## [SHORT EXERCISE]
Go through the listing below and gather every line with the word "Selection".

---------------

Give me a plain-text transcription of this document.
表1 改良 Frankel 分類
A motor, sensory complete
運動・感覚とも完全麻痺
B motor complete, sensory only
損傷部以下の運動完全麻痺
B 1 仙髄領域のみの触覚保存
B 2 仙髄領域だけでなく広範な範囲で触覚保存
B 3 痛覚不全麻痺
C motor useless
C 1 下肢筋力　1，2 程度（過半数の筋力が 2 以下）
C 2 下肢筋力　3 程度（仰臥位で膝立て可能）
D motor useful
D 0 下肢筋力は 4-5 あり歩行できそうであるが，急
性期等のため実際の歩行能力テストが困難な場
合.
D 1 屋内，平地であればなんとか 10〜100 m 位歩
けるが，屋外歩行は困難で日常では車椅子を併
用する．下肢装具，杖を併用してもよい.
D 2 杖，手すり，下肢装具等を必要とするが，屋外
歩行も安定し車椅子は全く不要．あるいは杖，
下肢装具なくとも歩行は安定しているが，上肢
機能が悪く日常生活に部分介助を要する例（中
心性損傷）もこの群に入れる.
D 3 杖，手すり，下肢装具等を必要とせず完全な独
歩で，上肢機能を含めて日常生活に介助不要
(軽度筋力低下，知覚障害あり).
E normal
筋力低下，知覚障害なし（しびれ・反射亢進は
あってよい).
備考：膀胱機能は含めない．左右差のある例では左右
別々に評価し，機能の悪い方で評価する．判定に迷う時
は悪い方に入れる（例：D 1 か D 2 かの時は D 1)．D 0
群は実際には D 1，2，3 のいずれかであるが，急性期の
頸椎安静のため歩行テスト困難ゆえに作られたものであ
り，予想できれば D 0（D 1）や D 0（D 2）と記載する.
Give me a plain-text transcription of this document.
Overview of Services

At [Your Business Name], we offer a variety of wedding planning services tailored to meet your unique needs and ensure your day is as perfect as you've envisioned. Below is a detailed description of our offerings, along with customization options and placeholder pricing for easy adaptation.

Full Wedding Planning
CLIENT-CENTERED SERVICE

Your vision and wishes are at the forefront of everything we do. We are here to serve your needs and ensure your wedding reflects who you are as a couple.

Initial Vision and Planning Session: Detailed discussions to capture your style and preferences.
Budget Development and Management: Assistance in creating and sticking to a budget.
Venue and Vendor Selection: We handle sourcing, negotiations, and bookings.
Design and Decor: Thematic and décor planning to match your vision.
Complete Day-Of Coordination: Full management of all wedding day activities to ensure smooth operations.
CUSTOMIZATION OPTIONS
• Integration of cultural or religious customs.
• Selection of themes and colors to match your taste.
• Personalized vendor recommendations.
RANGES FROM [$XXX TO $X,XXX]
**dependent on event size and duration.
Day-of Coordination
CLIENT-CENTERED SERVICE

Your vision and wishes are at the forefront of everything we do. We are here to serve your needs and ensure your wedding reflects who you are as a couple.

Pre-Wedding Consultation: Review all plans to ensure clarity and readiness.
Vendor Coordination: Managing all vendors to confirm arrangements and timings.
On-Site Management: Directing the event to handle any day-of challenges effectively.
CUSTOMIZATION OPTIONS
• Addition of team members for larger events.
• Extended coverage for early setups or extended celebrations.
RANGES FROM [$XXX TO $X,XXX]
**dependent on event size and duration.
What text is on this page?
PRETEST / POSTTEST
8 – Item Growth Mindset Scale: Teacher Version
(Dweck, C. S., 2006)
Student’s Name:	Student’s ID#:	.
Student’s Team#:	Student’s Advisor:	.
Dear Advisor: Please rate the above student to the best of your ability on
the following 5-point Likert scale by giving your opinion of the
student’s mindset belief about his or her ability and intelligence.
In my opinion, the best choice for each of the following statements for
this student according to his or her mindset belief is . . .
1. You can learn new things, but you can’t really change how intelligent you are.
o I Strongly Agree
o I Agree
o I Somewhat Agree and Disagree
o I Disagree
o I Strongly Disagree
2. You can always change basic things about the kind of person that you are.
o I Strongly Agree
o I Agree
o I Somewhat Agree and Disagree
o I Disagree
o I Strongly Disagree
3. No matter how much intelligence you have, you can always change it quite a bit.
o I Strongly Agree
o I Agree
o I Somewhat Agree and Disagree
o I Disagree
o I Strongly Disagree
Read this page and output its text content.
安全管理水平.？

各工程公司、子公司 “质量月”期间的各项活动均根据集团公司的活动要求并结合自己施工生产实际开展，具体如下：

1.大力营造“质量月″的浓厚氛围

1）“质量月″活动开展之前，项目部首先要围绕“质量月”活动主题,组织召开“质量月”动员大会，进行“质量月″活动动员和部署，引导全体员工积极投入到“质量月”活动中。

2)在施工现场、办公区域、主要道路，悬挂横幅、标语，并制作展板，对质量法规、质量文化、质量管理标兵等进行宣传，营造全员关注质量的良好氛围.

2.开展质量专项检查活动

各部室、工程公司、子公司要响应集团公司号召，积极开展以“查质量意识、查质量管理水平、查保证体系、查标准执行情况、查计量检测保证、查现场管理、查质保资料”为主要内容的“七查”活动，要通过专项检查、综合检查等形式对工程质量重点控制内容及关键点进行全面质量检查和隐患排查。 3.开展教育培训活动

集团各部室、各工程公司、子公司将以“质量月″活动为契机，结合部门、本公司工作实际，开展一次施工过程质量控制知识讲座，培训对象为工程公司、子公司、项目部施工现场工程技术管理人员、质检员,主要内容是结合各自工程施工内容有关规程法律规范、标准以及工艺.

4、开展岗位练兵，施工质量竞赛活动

---------------

## [EXERCISE ANSWER]
Venue and Vendor Selection: We handle sourcing, negotiations, and bookings.
• Selection of themes and colors to match your taste.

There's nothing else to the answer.